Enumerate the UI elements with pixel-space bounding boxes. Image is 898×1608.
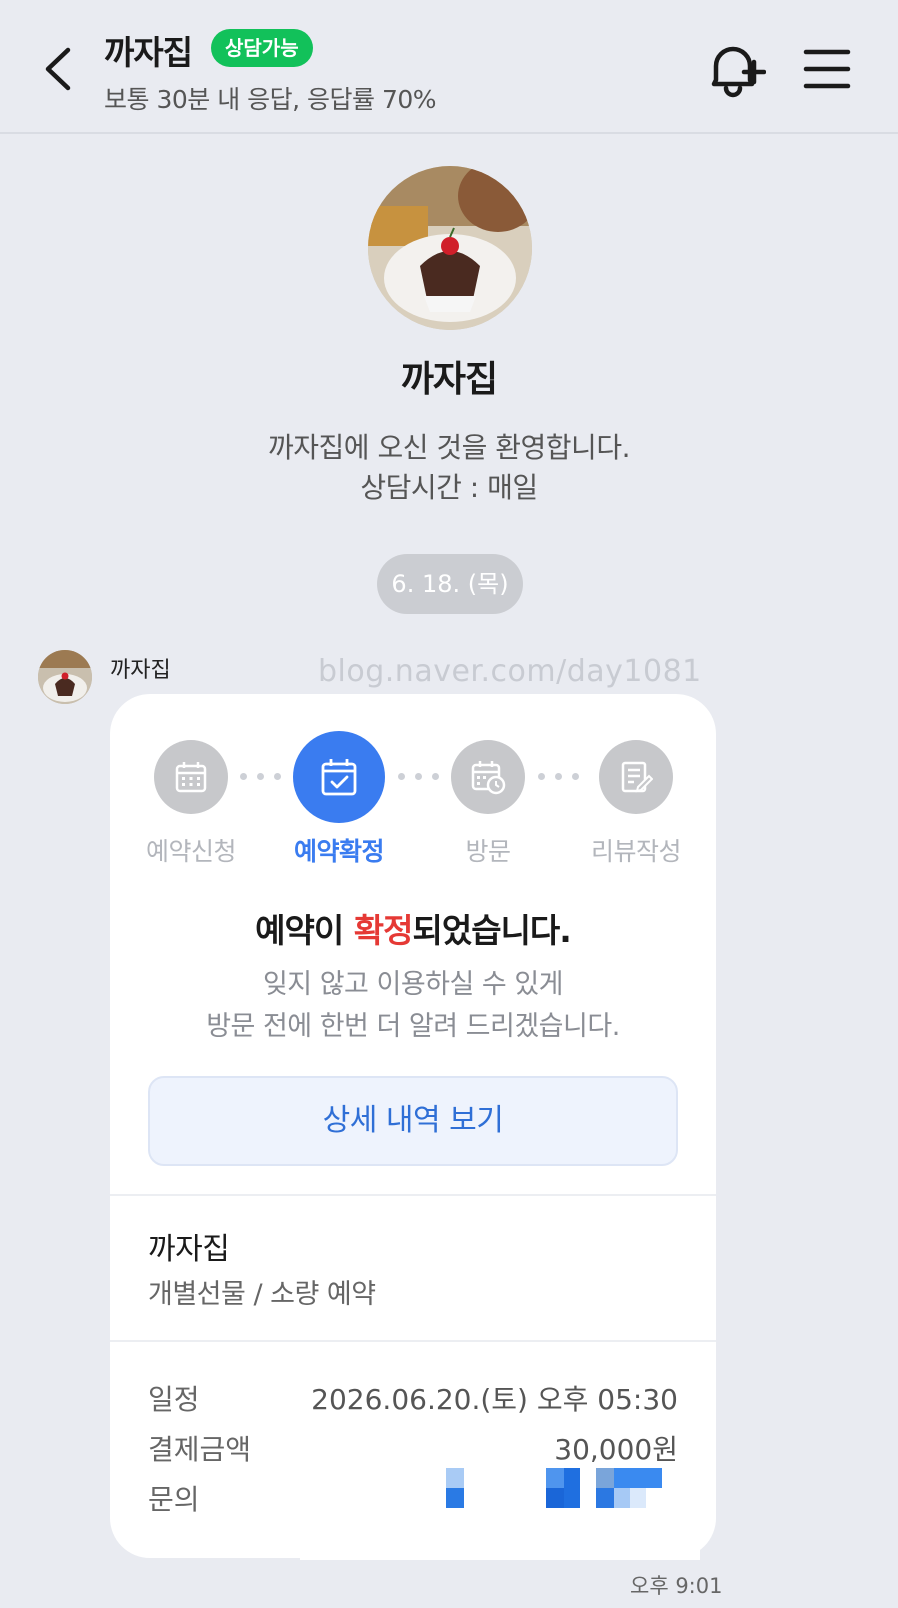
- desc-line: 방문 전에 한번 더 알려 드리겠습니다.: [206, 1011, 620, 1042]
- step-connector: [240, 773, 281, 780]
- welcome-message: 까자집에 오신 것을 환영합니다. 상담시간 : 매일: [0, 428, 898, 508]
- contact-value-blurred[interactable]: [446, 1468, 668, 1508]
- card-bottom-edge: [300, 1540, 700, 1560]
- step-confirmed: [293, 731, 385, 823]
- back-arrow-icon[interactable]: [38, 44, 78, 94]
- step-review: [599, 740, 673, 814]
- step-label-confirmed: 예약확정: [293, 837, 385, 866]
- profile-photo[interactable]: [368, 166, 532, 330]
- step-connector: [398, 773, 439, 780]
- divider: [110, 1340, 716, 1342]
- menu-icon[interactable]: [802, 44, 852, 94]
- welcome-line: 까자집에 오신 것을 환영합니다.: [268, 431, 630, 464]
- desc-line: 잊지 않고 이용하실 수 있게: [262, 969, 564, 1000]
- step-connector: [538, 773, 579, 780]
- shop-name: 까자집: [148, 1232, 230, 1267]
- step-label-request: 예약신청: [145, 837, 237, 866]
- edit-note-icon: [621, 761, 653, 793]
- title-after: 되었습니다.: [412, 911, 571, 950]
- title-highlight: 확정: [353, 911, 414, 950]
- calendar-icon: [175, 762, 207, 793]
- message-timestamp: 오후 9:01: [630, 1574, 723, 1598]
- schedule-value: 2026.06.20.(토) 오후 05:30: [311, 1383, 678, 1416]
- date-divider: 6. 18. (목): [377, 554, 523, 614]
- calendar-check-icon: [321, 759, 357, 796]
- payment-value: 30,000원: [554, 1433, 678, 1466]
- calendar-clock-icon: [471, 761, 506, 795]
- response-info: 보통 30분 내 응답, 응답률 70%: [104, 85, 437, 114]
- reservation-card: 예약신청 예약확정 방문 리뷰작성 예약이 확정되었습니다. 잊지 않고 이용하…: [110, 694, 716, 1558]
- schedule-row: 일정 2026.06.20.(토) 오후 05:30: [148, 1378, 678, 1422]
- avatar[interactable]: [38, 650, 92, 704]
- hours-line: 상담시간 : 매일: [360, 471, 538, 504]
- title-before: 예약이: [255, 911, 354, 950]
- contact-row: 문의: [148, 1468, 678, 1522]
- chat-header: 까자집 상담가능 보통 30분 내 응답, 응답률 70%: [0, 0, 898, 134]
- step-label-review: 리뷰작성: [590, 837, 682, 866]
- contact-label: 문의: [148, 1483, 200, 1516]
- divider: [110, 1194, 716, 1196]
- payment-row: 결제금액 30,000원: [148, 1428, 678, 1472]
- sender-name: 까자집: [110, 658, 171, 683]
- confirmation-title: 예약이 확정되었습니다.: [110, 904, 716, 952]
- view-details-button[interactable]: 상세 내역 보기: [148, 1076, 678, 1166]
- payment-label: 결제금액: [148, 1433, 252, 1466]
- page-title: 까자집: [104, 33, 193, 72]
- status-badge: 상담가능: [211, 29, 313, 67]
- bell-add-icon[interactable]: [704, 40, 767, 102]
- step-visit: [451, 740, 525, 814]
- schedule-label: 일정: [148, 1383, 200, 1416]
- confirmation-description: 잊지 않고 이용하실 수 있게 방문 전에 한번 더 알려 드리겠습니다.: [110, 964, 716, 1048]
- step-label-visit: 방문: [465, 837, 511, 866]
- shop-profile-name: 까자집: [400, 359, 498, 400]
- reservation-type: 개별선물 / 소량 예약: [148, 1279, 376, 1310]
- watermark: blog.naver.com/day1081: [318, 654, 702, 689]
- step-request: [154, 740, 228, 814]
---
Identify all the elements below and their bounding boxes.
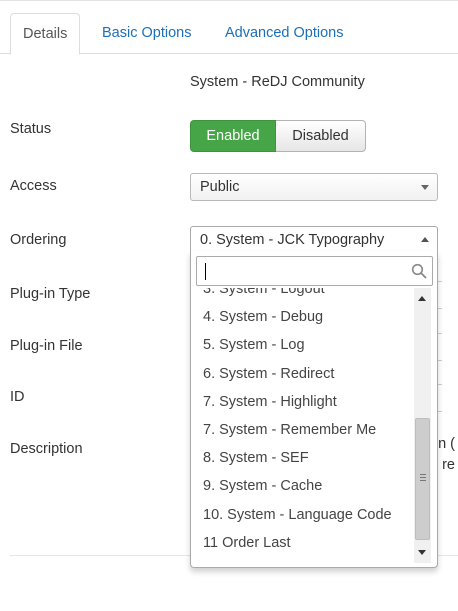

* **EXERCISE**: Turn the part of the material that opens with the line containing "Enumerate the UI" and closes with the line containing "- profile-photo[interactable]: [368, 166, 532, 330]" into a numbered list, including both of those lines and skipping any blank lines. Leave the pictures out.

* **EXERCISE RESPONSE**:
1. Enumerate the UI elements with pixel-space bounding boxes. Image is 898×1608.
2. - desc-line: 방문 전에 한번 더 알려 드리겠습니다.: [206, 1011, 620, 1042]
3. - step-connector: [240, 773, 281, 780]
4. - welcome-message: 까자집에 오신 것을 환영합니다. 상담시간 : 매일: [0, 428, 898, 508]
5. - contact-value-blurred[interactable]: [446, 1468, 668, 1508]
6. - card-bottom-edge: [300, 1540, 700, 1560]
7. - step-confirmed: [293, 731, 385, 823]
8. - back-arrow-icon[interactable]: [38, 44, 78, 94]
9. - step-review: [599, 740, 673, 814]
10. - step-label-confirmed: 예약확정: [293, 837, 385, 866]
11. - profile-photo[interactable]: [368, 166, 532, 330]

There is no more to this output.